# [Consigna]
Resume en dos oraciones el fragmento sobre el milagro.

# [Fragmento del texto]
■ ■ ■

EL MILAGRO.
— La Palabra divina impone la fe a la creatura que le escucha; pero
esta palabra no se revela sin ir acompañada de todos los signos que
demuestran su procedencia divina. Jesús no se llamó Hijo de Dios, sin
probar que lo era verdaderamente; no exigió fe en su palabra sin
garantizar esta palabra con un argumento irrefragable. Este argumento es
el milagro: el milagro por el cual Dios se atestigua a sí mismo. Cuando
el milagro tiene lugar, el hombre presta atención; pues sabe que sola
la voluntad del Creador puede derrogar las leyes sobre las cuales se
fundó la naturaleza. Si Dios declara su voluntad después del milagro,
tiene derecho a la obediencia del hombre. Israel sintió que Dios le
conducía, cuando la mar se abrió para darle paso, al extender Moisés su
mano sobre las aguas. Así, pues, Jesús "autor y consumador de nuestra
fe", no exigió nuestra creencia en las verdades que venía a traernos
sino después de testificar con milagros su misión divina. "Las obras que
hago, decía, dan testimonio de mí; si no queréis creer en mí, creed en
mis obras." (San Juan, V. 36-X. 38.)

■ ■ ■

# [Conjunto de líneas]
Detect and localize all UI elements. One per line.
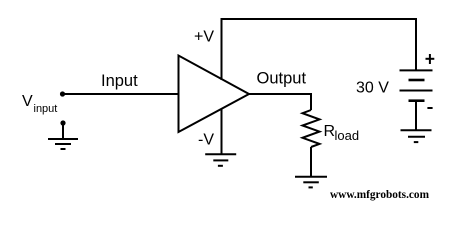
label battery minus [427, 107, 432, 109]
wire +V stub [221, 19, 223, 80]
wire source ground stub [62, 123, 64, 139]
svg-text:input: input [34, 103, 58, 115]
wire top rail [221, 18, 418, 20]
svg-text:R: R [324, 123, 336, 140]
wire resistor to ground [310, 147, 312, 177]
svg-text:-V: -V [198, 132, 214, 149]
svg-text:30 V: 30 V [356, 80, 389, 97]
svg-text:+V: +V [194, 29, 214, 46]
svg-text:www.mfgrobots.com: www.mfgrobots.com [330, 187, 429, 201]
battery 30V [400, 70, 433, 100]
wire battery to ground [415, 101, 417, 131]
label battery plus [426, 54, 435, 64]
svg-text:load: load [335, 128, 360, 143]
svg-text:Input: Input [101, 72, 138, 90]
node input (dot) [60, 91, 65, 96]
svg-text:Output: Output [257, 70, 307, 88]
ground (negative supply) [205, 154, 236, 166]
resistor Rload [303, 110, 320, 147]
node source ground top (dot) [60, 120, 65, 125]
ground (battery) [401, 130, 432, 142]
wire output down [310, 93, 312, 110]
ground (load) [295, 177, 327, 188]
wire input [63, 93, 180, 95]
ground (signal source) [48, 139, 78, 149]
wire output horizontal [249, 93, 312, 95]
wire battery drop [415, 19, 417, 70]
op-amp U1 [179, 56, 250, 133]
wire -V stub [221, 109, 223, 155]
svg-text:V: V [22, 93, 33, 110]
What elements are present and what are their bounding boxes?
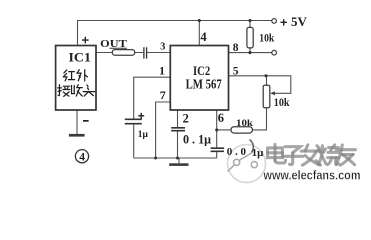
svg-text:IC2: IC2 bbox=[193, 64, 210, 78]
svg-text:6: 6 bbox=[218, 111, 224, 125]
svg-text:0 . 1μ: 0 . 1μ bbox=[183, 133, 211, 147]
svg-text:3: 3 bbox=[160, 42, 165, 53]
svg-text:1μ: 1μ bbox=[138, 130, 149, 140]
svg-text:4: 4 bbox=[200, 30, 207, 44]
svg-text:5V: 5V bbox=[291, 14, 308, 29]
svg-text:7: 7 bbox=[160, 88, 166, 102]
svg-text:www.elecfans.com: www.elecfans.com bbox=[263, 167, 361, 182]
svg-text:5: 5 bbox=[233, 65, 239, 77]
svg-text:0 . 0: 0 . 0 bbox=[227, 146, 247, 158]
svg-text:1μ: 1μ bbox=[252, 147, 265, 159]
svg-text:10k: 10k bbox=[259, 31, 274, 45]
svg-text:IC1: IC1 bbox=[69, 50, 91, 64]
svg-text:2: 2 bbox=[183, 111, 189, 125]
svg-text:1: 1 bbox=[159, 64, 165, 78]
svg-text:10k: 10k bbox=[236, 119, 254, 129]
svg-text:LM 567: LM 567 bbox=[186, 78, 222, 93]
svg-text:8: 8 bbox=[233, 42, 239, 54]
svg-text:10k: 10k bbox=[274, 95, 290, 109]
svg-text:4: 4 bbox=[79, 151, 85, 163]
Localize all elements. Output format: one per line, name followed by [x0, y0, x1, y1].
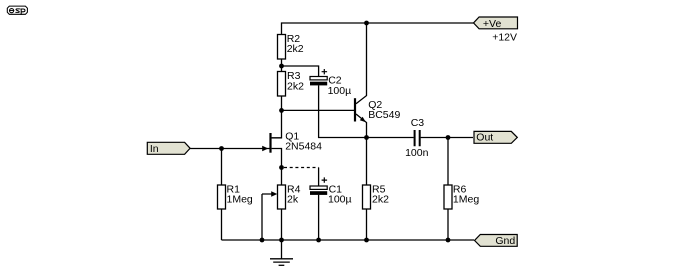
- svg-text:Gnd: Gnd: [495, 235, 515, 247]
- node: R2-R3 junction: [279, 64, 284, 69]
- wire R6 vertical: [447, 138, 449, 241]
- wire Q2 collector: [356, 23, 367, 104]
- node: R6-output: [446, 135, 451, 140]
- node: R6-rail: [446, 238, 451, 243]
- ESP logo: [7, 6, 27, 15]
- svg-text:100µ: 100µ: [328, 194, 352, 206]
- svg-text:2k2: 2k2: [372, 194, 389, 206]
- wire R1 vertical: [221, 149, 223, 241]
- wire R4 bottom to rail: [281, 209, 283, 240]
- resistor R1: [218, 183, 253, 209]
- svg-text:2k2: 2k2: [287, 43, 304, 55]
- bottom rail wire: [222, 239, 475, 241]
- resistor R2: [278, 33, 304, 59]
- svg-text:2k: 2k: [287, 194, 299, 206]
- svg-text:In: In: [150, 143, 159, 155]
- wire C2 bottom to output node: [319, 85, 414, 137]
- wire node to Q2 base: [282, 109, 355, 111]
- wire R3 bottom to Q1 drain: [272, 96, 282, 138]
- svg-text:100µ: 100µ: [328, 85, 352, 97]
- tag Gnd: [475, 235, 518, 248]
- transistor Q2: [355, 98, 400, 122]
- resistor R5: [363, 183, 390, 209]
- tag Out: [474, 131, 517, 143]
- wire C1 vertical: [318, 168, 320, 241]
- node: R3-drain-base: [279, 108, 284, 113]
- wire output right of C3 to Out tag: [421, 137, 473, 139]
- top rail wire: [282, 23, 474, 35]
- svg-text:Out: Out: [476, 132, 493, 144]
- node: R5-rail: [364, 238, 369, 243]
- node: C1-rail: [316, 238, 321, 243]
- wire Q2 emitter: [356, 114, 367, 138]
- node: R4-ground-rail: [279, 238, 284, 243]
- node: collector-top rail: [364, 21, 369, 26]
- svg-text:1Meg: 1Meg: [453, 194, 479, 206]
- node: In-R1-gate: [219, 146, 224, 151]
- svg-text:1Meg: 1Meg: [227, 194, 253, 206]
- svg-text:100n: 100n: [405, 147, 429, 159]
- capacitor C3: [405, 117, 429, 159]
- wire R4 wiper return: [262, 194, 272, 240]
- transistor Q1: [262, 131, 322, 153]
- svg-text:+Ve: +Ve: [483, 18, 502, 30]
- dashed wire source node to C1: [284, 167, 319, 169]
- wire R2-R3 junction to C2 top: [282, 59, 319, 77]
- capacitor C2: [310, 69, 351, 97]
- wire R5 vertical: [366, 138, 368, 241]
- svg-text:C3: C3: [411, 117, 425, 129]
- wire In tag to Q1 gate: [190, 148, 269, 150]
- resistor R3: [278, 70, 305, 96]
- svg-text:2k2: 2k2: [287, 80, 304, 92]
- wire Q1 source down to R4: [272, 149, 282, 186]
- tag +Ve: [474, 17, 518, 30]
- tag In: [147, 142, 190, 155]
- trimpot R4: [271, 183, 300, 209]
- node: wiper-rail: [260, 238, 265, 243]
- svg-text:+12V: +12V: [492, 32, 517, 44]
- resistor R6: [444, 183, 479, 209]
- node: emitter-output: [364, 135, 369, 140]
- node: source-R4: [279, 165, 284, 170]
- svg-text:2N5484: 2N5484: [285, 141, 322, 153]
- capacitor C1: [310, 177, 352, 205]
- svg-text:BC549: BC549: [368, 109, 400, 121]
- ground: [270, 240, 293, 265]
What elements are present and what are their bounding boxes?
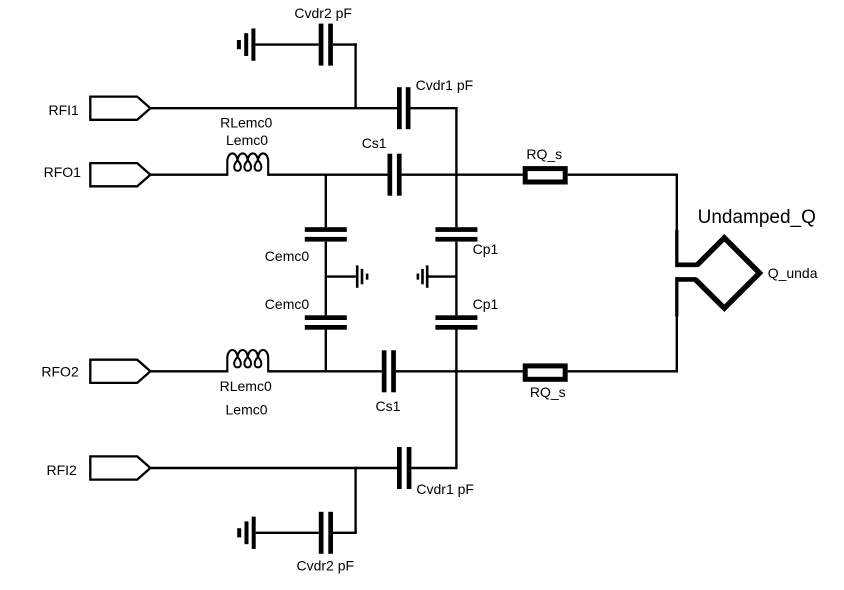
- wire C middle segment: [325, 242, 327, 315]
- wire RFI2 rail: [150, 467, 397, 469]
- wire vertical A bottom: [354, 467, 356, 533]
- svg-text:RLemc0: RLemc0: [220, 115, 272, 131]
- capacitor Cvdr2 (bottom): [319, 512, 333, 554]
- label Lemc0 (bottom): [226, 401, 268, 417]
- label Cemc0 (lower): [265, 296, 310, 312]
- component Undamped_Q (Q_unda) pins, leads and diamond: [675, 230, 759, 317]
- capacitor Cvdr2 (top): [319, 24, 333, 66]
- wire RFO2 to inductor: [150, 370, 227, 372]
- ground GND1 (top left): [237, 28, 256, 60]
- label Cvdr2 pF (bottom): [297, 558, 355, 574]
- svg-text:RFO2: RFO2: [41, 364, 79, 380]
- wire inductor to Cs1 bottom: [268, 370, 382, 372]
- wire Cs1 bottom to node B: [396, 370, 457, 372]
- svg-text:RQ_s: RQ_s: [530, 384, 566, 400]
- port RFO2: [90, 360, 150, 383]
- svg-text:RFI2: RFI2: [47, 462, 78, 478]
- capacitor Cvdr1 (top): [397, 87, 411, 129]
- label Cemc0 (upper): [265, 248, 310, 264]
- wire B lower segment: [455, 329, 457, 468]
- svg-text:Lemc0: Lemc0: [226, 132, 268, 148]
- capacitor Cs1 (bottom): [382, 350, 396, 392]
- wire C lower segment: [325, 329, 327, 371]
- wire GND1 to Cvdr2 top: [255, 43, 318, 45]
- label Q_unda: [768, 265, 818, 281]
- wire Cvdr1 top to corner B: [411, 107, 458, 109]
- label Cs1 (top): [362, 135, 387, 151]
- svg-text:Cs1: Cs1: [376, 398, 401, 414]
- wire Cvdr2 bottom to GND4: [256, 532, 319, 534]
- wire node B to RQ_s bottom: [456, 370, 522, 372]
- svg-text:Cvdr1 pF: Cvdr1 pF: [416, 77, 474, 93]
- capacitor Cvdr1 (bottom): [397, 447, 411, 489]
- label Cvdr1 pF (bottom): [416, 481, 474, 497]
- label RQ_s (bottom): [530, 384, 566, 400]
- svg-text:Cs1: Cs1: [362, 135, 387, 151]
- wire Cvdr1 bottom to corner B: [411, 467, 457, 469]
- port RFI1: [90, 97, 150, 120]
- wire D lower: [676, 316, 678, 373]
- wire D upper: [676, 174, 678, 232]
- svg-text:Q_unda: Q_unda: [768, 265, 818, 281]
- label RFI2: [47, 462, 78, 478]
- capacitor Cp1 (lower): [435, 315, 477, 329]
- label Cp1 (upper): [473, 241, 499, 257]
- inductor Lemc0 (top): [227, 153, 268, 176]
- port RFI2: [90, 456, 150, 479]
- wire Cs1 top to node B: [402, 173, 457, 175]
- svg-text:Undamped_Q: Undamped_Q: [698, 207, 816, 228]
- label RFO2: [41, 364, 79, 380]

■ ■ ■

# [Respuesta correcta]
La palabra divina impone la fe, pero se revela acompañada de signos que demuestran su procedencia divina, y ese argumento es el milagro, por el cual Dios se atestigua a sí mismo. Por eso Jesús no exigió creer en las verdades que traía sino después de testificar con milagros su misión divina, y pedía que, si no creían en él, creyeran en sus obras.